What is being asked: Skip the pictures. Repeat everything else in the records word for word.

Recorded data
— start —

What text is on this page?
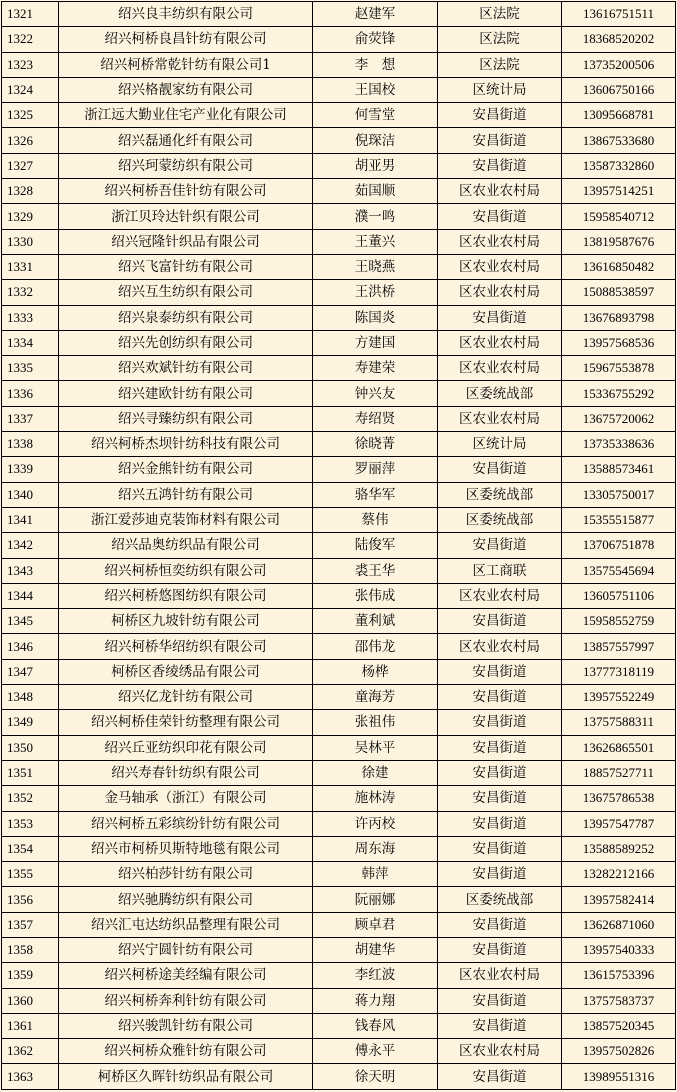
1321	绍兴良丰纺织有限公司	赵建军	区法院	13616751511
1322	绍兴柯桥良昌针纺有限公司	俞荧锋	区法院	18368520202
1323	绍兴柯桥常乾针纺有限公司1	李　想	区法院	13735200506
1324	绍兴格靓家纺有限公司	王国校	区统计局	13606750166
1325	浙江远大勤业住宅产业化有限公司	何雪堂	安昌街道	13095668781
1326	绍兴磊通化纤有限公司	倪琛洁	安昌街道	13867533680
1327	绍兴珂蒙纺织有限公司	胡亚男	安昌街道	13587332860
1328	绍兴柯桥吾佳针纺有限公司	茹国顺	区农业农村局	13957514251
1329	浙江贝玲达针织有限公司	濮一鸣	安昌街道	15958540712
1330	绍兴冠隆针织品有限公司	王董兴	区农业农村局	13819587676
1331	绍兴飞富针纺有限公司	王晓燕	区农业农村局	13616850482
1332	绍兴互生纺织有限公司	王洪桥	区农业农村局	15088538597
1333	绍兴泉泰纺织有限公司	陈国炎	安昌街道	13676893798
1334	绍兴先创纺织有限公司	方建国	区农业农村局	13957568536
1335	绍兴欢斌针纺有限公司	寿建荣	区农业农村局	15967553878
1336	绍兴建欧针纺有限公司	钟兴友	区委统战部	15336755292
1337	绍兴寻臻纺织有限公司	寿绍贤	区农业农村局	13675720062
1338	绍兴柯桥杰坝针纺科技有限公司	徐晓菁	区统计局	13735338636
1339	绍兴金熊针纺有限公司	罗丽萍	安昌街道	13588573461
1340	绍兴五鸿针纺有限公司	骆华军	区委统战部	13305750017
1341	浙江爱莎迪克装饰材料有限公司	蔡伟	区委统战部	15355515877
1342	绍兴品奥纺织品有限公司	陆俊军	安昌街道	13706751878
1343	绍兴柯桥恒奕纺织有限公司	裘王华	区工商联	13575545694
1344	绍兴柯桥悠图纺织有限公司	张伟成	区农业农村局	13605751106
1345	柯桥区九坡针纺有限公司	董利斌	安昌街道	15958552759
1346	绍兴柯桥华绍纺织有限公司	邵伟龙	区农业农村局	13857557997
1347	柯桥区香绫绣品有限公司	杨桦	安昌街道	13777318119
1348	绍兴亿龙针纺有限公司	童海芳	安昌街道	13957552249
1349	绍兴柯桥佳荣针纺整理有限公司	张祖伟	安昌街道	13757588311
1350	绍兴丘亚纺织印花有限公司	吴林平	安昌街道	13626865501
1351	绍兴寿春针纺织有限公司	徐建	安昌街道	18857527711
1352	金马轴承（浙江）有限公司	施林涛	安昌街道	13675786538
1353	绍兴柯桥五彩缤纷针纺有限公司	许丙校	安昌街道	13957547787
1354	绍兴市柯桥贝斯特地毯有限公司	周东海	安昌街道	13588589252
1355	绍兴柏莎针纺有限公司	韩萍	安昌街道	13282212166
1356	绍兴驰腾纺织有限公司	阮丽娜	区委统战部	13957582414
1357	绍兴汇屯达纺织品整理有限公司	顾卓君	安昌街道	13626871060
1358	绍兴宁圆针纺有限公司	胡建华	安昌街道	13957540333
1359	绍兴柯桥途美经编有限公司	李红波	区农业农村局	13615753396
1360	绍兴柯桥奔利针纺有限公司	蒋力翔	安昌街道	13757583737
1361	绍兴骏凯针纺有限公司	钱春风	安昌街道	13857520345
1362	绍兴柯桥众雅针纺有限公司	傅永平	区农业农村局	13957502826
1363	柯桥区久晖针纺织品有限公司	徐天明	安昌街道	13989551316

— end —

Output of the exercise:
What text is on this page?
1321	绍兴良丰纺织有限公司	赵建军	区法院	13616751511
1322	绍兴柯桥良昌针纺有限公司	俞荧锋	区法院	18368520202
1323	绍兴柯桥常乾针纺有限公司1	李　想	区法院	13735200506
1324	绍兴格靓家纺有限公司	王国校	区统计局	13606750166
1325	浙江远大勤业住宅产业化有限公司	何雪堂	安昌街道	13095668781
1326	绍兴磊通化纤有限公司	倪琛洁	安昌街道	13867533680
1327	绍兴珂蒙纺织有限公司	胡亚男	安昌街道	13587332860
1328	绍兴柯桥吾佳针纺有限公司	茹国顺	区农业农村局	13957514251
1329	浙江贝玲达针织有限公司	濮一鸣	安昌街道	15958540712
1330	绍兴冠隆针织品有限公司	王董兴	区农业农村局	13819587676
1331	绍兴飞富针纺有限公司	王晓燕	区农业农村局	13616850482
1332	绍兴互生纺织有限公司	王洪桥	区农业农村局	15088538597
1333	绍兴泉泰纺织有限公司	陈国炎	安昌街道	13676893798
1334	绍兴先创纺织有限公司	方建国	区农业农村局	13957568536
1335	绍兴欢斌针纺有限公司	寿建荣	区农业农村局	15967553878
1336	绍兴建欧针纺有限公司	钟兴友	区委统战部	15336755292
1337	绍兴寻臻纺织有限公司	寿绍贤	区农业农村局	13675720062
1338	绍兴柯桥杰坝针纺科技有限公司	徐晓菁	区统计局	13735338636
1339	绍兴金熊针纺有限公司	罗丽萍	安昌街道	13588573461
1340	绍兴五鸿针纺有限公司	骆华军	区委统战部	13305750017
1341	浙江爱莎迪克装饰材料有限公司	蔡伟	区委统战部	15355515877
1342	绍兴品奥纺织品有限公司	陆俊军	安昌街道	13706751878
1343	绍兴柯桥恒奕纺织有限公司	裘王华	区工商联	13575545694
1344	绍兴柯桥悠图纺织有限公司	张伟成	区农业农村局	13605751106
1345	柯桥区九坡针纺有限公司	董利斌	安昌街道	15958552759
1346	绍兴柯桥华绍纺织有限公司	邵伟龙	区农业农村局	13857557997
1347	柯桥区香绫绣品有限公司	杨桦	安昌街道	13777318119
1348	绍兴亿龙针纺有限公司	童海芳	安昌街道	13957552249
1349	绍兴柯桥佳荣针纺整理有限公司	张祖伟	安昌街道	13757588311
1350	绍兴丘亚纺织印花有限公司	吴林平	安昌街道	13626865501
1351	绍兴寿春针纺织有限公司	徐建	安昌街道	18857527711
1352	金马轴承（浙江）有限公司	施林涛	安昌街道	13675786538
1353	绍兴柯桥五彩缤纷针纺有限公司	许丙校	安昌街道	13957547787
1354	绍兴市柯桥贝斯特地毯有限公司	周东海	安昌街道	13588589252
1355	绍兴柏莎针纺有限公司	韩萍	安昌街道	13282212166
1356	绍兴驰腾纺织有限公司	阮丽娜	区委统战部	13957582414
1357	绍兴汇屯达纺织品整理有限公司	顾卓君	安昌街道	13626871060
1358	绍兴宁圆针纺有限公司	胡建华	安昌街道	13957540333
1359	绍兴柯桥途美经编有限公司	李红波	区农业农村局	13615753396
1360	绍兴柯桥奔利针纺有限公司	蒋力翔	安昌街道	13757583737
1361	绍兴骏凯针纺有限公司	钱春风	安昌街道	13857520345
1362	绍兴柯桥众雅针纺有限公司	傅永平	区农业农村局	13957502826
1363	柯桥区久晖针纺织品有限公司	徐天明	安昌街道	13989551316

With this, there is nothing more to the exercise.